▸ **QUÉ HACER**
Por favor, da como lista numerada, sin líneas en blanco, el tramo de los registros que abre con su primera línea y cierra con la línea que contiene "post-date: 2024/03/18 (126, 526, 265, 554)", ambas incluidas.

--*--

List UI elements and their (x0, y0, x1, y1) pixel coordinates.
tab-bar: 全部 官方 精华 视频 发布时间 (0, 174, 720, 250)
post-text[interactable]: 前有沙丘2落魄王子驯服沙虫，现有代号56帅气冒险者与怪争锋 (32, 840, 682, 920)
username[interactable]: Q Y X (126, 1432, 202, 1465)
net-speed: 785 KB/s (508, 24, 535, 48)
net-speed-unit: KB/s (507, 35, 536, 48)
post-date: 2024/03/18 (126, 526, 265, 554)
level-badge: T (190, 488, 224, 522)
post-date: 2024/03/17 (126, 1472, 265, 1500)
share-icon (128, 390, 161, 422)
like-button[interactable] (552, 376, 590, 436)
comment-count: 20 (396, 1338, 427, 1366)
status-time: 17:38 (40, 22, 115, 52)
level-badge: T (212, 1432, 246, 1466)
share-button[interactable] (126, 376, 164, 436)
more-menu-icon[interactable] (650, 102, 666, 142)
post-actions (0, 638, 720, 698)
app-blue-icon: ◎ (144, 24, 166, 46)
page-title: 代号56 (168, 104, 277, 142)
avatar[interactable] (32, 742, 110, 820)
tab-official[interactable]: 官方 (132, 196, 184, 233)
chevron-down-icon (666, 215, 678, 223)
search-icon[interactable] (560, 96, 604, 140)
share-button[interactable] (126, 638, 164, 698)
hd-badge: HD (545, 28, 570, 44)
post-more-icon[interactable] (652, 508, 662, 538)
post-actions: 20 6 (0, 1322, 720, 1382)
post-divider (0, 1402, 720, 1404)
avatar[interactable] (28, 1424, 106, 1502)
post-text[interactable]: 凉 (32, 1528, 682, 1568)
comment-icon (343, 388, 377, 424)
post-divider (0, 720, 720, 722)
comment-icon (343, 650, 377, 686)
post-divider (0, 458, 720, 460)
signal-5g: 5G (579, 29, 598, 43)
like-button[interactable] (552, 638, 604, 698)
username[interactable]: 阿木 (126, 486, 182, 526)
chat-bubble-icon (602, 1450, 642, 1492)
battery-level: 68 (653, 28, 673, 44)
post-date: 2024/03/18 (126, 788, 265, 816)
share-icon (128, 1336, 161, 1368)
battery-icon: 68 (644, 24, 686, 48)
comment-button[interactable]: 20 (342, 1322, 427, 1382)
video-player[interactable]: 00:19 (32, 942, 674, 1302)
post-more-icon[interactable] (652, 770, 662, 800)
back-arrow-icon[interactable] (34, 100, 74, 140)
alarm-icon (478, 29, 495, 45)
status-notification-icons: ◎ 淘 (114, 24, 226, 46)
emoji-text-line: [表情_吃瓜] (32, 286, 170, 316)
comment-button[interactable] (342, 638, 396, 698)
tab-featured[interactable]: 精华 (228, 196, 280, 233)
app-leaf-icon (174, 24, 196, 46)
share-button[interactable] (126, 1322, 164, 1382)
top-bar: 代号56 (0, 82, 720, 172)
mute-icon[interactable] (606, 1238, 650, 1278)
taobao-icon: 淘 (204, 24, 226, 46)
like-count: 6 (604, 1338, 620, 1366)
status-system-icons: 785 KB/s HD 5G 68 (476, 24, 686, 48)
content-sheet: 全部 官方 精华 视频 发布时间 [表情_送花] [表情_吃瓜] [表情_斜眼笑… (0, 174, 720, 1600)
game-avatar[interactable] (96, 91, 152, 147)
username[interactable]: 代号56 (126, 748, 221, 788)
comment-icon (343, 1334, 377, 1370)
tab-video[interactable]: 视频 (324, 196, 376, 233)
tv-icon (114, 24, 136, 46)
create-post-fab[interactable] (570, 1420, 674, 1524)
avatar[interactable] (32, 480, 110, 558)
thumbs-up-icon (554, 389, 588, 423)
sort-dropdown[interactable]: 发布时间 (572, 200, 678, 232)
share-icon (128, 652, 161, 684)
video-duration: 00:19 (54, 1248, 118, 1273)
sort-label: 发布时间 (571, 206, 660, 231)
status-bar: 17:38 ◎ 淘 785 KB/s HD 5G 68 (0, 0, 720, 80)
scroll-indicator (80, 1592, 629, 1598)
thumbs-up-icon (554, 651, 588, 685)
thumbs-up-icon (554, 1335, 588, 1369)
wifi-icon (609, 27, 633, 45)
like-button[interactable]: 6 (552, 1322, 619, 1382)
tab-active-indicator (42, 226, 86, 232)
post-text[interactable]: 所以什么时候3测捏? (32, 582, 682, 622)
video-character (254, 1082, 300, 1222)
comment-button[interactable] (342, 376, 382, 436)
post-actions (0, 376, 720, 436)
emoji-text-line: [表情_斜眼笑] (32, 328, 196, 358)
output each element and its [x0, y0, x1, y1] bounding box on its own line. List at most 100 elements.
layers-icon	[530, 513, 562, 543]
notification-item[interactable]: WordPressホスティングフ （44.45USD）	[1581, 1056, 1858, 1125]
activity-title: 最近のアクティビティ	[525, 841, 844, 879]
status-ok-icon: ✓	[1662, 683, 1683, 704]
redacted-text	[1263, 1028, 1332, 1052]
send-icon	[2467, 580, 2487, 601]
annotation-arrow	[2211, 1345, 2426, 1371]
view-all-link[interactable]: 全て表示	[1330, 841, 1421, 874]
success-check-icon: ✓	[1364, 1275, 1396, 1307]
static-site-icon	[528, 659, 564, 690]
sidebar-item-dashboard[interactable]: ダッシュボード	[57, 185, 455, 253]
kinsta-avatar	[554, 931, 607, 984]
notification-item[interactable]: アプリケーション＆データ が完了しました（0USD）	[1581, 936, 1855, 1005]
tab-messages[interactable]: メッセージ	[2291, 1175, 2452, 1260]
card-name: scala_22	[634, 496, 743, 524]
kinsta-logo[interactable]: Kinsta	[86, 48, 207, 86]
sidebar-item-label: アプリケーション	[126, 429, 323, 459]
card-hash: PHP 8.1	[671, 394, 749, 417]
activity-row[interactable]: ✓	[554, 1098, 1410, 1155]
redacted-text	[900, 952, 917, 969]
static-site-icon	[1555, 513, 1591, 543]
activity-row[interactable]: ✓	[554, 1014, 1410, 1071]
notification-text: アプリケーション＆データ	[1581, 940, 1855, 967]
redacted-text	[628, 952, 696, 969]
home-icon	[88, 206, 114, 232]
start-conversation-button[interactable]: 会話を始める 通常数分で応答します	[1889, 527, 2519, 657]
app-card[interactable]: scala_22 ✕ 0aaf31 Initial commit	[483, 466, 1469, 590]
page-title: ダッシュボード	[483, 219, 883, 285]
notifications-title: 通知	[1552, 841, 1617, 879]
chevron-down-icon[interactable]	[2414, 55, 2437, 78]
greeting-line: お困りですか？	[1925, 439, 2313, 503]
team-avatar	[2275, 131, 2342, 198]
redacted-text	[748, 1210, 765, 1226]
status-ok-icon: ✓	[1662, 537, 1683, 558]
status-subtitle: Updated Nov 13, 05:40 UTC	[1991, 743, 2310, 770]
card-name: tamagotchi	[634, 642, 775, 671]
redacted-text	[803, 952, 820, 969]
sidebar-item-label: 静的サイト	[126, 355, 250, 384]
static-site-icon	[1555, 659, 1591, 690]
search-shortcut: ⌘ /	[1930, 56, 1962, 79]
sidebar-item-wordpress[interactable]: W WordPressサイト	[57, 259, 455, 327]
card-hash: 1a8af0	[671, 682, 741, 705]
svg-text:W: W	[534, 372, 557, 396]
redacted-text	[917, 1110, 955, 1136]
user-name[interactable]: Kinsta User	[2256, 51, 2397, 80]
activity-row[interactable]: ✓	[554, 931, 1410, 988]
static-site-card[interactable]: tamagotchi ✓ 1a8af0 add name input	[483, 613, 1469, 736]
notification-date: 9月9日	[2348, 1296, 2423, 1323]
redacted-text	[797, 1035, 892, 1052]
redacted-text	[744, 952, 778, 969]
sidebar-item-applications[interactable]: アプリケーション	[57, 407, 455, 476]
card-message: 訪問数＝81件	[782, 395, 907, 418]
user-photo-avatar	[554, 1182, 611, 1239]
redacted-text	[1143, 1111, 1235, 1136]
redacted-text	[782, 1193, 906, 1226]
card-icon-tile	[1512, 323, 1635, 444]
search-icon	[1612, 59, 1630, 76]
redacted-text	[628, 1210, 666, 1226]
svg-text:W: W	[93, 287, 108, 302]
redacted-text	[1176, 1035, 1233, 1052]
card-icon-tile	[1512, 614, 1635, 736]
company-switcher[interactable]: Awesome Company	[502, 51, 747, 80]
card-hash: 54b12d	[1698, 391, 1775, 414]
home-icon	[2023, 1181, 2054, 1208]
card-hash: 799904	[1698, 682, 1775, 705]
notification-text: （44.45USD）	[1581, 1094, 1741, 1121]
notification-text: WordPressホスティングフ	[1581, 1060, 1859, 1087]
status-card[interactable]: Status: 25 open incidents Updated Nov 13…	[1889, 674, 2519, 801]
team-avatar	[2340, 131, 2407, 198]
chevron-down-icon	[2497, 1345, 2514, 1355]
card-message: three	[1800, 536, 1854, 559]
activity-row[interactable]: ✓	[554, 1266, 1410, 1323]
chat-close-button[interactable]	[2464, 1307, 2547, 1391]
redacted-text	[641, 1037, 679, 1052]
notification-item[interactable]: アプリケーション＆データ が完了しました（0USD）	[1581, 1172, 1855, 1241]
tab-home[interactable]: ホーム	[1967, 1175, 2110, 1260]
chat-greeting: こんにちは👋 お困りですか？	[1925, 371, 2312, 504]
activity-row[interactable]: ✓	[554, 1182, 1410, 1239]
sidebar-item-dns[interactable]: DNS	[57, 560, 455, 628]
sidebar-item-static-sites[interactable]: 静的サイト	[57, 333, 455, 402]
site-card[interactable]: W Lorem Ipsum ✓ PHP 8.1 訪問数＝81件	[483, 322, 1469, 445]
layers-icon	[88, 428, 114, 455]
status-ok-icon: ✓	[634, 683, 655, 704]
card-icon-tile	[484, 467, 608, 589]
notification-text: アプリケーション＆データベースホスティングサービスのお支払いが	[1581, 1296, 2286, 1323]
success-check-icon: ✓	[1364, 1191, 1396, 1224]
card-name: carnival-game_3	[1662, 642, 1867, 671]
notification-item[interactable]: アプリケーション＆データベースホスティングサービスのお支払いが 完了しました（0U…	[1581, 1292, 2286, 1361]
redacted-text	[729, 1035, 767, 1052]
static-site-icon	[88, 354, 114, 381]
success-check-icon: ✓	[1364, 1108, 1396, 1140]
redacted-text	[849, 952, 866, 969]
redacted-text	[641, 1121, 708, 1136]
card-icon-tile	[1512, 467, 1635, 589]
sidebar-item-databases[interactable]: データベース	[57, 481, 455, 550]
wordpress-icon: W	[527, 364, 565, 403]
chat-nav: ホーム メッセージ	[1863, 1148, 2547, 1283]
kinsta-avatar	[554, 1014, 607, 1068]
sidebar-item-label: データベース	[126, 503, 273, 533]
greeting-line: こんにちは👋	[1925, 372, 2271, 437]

--*--

▸ **RESPUESTA AL EJERCICIO**
1. List UI elements and their (x0, y0, x1, y1) pixel coordinates.
2. tab-bar: 全部 官方 精华 视频 发布时间 (0, 174, 720, 250)
3. post-text[interactable]: 前有沙丘2落魄王子驯服沙虫，现有代号56帅气冒险者与怪争锋 (32, 840, 682, 920)
4. username[interactable]: Q Y X (126, 1432, 202, 1465)
5. net-speed: 785 KB/s (508, 24, 535, 48)
6. net-speed-unit: KB/s (507, 35, 536, 48)
7. post-date: 2024/03/18 (126, 526, 265, 554)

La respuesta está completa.